CHALLENGE:
Scan the material for the word "frac", and copy each line where it shows up.

TASK INPUT:

•••

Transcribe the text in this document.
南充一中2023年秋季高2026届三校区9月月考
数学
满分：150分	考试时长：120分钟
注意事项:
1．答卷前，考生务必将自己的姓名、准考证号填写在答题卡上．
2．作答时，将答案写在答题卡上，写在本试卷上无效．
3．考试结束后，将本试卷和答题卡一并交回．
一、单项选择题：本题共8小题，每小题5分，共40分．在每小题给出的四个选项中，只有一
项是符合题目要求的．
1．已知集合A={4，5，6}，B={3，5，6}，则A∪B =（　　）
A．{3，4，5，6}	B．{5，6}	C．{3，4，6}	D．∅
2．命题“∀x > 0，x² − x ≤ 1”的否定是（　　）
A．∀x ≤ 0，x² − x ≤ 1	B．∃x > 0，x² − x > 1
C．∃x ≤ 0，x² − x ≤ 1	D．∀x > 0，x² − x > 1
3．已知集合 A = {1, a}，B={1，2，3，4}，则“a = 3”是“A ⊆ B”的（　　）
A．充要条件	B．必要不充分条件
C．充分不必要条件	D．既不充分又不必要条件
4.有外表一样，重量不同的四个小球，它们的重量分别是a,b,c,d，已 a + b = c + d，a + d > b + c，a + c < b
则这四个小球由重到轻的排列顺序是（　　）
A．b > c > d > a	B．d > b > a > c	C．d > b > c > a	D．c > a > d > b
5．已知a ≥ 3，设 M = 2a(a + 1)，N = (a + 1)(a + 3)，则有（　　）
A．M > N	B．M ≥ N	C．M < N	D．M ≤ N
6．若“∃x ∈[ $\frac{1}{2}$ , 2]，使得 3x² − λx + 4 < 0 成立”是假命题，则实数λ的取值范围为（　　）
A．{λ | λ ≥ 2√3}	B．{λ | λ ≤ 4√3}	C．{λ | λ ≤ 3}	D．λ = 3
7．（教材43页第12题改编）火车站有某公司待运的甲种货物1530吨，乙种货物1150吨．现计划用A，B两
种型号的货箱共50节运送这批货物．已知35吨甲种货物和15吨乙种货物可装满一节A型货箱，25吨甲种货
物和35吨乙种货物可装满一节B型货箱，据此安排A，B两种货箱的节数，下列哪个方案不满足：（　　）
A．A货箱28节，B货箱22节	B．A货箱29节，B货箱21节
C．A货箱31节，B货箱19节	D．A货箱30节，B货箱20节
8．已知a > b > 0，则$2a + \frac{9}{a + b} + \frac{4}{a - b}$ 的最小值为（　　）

•••

SOLUTION TO THIS TASK:
6．若“∃x ∈[ $\frac{1}{2}$ , 2]，使得 3x² − λx + 4 < 0 成立”是假命题，则实数λ的取值范围为（　　）
8．已知a > b > 0，则$2a + \frac{9}{a + b} + \frac{4}{a - b}$ 的最小值为（　　）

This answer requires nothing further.